[start]

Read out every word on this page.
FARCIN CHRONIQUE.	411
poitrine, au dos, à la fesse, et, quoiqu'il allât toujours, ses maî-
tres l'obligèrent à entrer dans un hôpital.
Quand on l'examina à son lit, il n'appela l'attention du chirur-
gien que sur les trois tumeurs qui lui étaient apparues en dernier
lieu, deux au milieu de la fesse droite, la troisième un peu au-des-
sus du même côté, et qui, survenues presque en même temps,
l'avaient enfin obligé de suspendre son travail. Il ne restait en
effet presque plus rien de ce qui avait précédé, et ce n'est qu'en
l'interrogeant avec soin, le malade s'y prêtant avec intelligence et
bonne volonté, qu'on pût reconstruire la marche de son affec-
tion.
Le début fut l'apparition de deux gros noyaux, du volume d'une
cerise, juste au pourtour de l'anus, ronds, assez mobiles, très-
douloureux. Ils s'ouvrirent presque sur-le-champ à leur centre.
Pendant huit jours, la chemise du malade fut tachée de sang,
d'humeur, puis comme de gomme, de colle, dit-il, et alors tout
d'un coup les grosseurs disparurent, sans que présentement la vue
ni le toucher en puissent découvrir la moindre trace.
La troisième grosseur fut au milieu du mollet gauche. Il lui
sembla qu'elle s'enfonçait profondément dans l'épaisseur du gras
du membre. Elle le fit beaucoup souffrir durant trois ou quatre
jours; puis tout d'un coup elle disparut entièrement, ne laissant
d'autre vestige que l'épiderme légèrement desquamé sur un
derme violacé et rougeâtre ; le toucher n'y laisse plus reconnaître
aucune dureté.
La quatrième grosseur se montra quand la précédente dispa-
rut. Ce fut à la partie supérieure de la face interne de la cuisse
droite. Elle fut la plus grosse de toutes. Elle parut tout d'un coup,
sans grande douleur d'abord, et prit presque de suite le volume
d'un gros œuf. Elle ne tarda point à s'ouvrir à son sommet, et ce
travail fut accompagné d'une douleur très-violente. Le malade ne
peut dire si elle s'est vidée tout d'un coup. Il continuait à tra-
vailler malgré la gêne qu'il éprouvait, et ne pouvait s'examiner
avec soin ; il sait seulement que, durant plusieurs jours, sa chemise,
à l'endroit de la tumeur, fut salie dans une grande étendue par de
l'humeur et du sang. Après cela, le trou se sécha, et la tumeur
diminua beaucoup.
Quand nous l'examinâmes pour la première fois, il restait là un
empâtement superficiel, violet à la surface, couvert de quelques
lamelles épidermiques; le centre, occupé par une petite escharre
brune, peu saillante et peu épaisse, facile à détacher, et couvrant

[end]

◆ PROBLEM STATEMENT ◆
Output the full listing without altering anything.

◆ IN RESPONSE ◆
Read out every word on this page.
FARCIN CHRONIQUE.	411
poitrine, au dos, à la fesse, et, quoiqu'il allât toujours, ses maî-
tres l'obligèrent à entrer dans un hôpital.
Quand on l'examina à son lit, il n'appela l'attention du chirur-
gien que sur les trois tumeurs qui lui étaient apparues en dernier
lieu, deux au milieu de la fesse droite, la troisième un peu au-des-
sus du même côté, et qui, survenues presque en même temps,
l'avaient enfin obligé de suspendre son travail. Il ne restait en
effet presque plus rien de ce qui avait précédé, et ce n'est qu'en
l'interrogeant avec soin, le malade s'y prêtant avec intelligence et
bonne volonté, qu'on pût reconstruire la marche de son affec-
tion.
Le début fut l'apparition de deux gros noyaux, du volume d'une
cerise, juste au pourtour de l'anus, ronds, assez mobiles, très-
douloureux. Ils s'ouvrirent presque sur-le-champ à leur centre.
Pendant huit jours, la chemise du malade fut tachée de sang,
d'humeur, puis comme de gomme, de colle, dit-il, et alors tout
d'un coup les grosseurs disparurent, sans que présentement la vue
ni le toucher en puissent découvrir la moindre trace.
La troisième grosseur fut au milieu du mollet gauche. Il lui
sembla qu'elle s'enfonçait profondément dans l'épaisseur du gras
du membre. Elle le fit beaucoup souffrir durant trois ou quatre
jours; puis tout d'un coup elle disparut entièrement, ne laissant
d'autre vestige que l'épiderme légèrement desquamé sur un
derme violacé et rougeâtre ; le toucher n'y laisse plus reconnaître
aucune dureté.
La quatrième grosseur se montra quand la précédente dispa-
rut. Ce fut à la partie supérieure de la face interne de la cuisse
droite. Elle fut la plus grosse de toutes. Elle parut tout d'un coup,
sans grande douleur d'abord, et prit presque de suite le volume
d'un gros œuf. Elle ne tarda point à s'ouvrir à son sommet, et ce
travail fut accompagné d'une douleur très-violente. Le malade ne
peut dire si elle s'est vidée tout d'un coup. Il continuait à tra-
vailler malgré la gêne qu'il éprouvait, et ne pouvait s'examiner
avec soin ; il sait seulement que, durant plusieurs jours, sa chemise,
à l'endroit de la tumeur, fut salie dans une grande étendue par de
l'humeur et du sang. Après cela, le trou se sécha, et la tumeur
diminua beaucoup.
Quand nous l'examinâmes pour la première fois, il restait là un
empâtement superficiel, violet à la surface, couvert de quelques
lamelles épidermiques; le centre, occupé par une petite escharre
brune, peu saillante et peu épaisse, facile à détacher, et couvrant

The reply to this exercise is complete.